Brief. Among the lines below, list those containing the string "placeholder".

Information given.
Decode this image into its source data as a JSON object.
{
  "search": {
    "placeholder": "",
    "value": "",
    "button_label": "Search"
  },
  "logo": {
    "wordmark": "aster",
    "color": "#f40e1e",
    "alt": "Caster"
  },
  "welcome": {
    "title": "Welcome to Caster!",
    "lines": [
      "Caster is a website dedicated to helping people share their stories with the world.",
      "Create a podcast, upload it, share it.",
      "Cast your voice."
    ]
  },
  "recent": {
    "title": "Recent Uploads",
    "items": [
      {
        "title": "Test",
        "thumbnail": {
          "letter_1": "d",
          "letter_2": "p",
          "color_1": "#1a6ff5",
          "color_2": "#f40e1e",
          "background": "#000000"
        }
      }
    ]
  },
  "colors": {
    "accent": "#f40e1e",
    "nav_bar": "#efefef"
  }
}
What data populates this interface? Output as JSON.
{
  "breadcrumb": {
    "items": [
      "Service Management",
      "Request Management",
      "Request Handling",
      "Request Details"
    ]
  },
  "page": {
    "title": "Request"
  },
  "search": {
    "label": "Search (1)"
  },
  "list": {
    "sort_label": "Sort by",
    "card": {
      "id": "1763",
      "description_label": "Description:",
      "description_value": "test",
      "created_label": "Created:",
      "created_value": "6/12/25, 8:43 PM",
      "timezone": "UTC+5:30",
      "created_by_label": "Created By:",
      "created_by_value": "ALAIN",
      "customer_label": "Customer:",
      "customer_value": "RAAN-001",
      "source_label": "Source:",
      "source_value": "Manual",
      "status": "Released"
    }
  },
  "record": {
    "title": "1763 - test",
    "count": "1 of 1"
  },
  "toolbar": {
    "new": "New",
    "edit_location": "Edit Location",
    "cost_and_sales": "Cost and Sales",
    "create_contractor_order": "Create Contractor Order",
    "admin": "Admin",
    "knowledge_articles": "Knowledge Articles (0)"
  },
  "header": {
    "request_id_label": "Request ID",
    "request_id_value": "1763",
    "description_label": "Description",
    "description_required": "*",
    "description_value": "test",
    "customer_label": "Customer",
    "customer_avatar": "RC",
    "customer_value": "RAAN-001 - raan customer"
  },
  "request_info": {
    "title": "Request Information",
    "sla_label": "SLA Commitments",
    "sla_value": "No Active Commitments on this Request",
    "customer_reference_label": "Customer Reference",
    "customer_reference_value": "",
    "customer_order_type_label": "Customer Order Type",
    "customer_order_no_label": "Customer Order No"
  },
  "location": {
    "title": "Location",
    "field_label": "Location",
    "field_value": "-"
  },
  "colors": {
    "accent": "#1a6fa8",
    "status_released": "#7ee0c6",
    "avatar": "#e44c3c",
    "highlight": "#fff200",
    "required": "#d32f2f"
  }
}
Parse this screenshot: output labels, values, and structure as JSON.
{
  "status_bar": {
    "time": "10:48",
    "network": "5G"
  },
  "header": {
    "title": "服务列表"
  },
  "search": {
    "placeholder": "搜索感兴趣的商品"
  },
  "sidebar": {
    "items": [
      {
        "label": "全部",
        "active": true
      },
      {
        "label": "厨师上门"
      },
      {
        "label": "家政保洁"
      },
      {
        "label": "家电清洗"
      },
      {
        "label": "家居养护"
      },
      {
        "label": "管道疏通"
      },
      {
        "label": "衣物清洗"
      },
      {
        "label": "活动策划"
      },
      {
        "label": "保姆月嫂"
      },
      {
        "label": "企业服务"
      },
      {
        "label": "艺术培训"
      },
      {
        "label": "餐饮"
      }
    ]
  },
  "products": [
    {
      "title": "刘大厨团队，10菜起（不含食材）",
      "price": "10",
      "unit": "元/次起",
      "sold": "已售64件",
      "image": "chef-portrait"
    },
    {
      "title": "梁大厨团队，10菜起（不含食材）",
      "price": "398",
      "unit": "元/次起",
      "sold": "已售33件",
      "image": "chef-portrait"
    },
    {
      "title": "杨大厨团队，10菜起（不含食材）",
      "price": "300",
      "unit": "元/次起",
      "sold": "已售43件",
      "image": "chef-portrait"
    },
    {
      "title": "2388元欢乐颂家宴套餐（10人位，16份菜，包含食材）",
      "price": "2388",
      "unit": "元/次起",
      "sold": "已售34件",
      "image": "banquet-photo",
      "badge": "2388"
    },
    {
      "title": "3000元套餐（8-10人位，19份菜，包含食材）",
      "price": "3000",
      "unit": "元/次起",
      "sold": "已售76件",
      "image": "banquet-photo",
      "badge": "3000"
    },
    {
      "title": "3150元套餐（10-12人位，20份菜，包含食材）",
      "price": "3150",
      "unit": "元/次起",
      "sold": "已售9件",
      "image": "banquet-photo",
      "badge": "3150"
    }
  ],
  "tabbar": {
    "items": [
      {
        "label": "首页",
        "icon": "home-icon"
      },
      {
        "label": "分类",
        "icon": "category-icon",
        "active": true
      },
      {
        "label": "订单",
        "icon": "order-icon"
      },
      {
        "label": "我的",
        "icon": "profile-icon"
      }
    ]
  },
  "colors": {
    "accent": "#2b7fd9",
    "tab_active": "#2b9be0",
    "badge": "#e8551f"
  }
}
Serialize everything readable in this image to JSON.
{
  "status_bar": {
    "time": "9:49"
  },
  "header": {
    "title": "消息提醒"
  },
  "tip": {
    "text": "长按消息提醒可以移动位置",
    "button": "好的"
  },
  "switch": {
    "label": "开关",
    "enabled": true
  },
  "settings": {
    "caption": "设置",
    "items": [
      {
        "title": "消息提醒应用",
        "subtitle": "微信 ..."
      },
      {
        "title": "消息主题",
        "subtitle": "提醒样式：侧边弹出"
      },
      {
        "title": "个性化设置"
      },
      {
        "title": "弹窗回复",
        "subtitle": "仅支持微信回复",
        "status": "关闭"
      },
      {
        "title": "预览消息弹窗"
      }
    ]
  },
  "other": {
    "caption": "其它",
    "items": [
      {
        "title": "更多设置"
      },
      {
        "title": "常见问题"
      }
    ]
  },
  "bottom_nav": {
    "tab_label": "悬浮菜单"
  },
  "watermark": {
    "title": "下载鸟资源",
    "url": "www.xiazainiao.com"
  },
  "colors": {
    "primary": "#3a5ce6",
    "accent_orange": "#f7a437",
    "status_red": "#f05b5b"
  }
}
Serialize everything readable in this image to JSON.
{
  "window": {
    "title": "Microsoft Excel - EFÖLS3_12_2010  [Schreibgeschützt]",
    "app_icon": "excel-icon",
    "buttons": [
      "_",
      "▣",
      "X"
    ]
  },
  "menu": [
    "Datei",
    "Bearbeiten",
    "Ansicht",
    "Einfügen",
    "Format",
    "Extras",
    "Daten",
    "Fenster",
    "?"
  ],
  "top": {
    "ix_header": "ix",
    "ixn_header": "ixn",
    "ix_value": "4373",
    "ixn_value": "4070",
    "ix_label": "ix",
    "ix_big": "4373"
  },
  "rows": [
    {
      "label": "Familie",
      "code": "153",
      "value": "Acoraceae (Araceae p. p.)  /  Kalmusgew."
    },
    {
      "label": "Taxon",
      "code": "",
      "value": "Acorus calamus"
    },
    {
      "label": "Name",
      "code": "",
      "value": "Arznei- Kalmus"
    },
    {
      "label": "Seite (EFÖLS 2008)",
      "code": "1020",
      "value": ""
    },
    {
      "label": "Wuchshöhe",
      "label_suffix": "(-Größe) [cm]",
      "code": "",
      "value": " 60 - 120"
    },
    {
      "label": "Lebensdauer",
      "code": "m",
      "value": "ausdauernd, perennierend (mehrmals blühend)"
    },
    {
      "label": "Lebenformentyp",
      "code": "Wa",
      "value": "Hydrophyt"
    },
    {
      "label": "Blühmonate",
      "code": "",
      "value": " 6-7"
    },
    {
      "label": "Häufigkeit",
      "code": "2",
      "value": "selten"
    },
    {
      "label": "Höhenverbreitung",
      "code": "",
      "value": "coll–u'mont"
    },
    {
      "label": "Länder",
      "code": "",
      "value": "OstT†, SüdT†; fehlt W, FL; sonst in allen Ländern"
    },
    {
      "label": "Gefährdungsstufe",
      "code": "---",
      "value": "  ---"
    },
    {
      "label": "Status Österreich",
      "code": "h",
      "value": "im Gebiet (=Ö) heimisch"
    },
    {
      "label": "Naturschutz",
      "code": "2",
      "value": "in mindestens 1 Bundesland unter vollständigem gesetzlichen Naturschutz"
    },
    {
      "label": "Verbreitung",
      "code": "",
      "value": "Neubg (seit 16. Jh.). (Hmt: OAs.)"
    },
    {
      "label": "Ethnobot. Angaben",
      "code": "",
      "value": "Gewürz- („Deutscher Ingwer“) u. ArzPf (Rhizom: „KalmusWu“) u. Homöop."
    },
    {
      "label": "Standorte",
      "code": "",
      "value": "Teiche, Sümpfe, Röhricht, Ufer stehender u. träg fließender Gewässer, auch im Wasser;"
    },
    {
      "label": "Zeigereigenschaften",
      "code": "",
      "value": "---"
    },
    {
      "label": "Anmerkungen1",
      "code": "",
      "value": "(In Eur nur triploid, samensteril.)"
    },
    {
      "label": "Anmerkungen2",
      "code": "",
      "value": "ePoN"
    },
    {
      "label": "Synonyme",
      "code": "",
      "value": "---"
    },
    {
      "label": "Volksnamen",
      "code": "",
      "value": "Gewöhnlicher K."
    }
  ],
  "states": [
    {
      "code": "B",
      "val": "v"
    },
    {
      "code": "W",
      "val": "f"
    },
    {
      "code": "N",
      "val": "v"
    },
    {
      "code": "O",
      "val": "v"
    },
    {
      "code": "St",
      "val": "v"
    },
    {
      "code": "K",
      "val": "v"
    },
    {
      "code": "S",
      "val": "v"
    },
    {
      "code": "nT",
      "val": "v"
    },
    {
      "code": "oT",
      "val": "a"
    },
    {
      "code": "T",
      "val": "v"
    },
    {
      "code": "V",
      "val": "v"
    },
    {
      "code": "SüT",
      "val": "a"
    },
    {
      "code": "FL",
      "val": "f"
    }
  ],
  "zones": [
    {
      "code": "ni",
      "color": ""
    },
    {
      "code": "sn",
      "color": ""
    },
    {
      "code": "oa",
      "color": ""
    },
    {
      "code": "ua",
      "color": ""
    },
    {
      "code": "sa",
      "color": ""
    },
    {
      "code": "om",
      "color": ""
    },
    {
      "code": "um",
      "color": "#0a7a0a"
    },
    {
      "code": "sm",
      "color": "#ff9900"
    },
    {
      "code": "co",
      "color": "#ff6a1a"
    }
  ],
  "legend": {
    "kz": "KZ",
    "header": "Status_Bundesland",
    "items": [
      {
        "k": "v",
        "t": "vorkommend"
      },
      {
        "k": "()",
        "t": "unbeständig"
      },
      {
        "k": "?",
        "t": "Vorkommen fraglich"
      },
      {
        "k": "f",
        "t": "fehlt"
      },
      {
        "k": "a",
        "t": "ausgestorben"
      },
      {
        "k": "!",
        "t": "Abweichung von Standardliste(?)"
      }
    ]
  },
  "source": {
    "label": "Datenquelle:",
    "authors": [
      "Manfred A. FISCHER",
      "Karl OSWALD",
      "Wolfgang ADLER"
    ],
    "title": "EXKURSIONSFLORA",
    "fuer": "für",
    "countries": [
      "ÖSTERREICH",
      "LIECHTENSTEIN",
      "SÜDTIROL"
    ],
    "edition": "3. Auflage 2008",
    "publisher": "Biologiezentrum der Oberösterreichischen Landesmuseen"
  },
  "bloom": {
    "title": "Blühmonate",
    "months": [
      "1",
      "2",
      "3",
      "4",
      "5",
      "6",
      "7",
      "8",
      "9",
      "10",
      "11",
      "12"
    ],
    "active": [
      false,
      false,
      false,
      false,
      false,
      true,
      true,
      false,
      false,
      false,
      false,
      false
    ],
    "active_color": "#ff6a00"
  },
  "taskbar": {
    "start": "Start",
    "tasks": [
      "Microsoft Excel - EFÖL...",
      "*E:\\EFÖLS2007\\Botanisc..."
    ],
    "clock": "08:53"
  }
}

Final answer.
    "placeholder": "",
    "placeholder": "搜索感兴趣的商品"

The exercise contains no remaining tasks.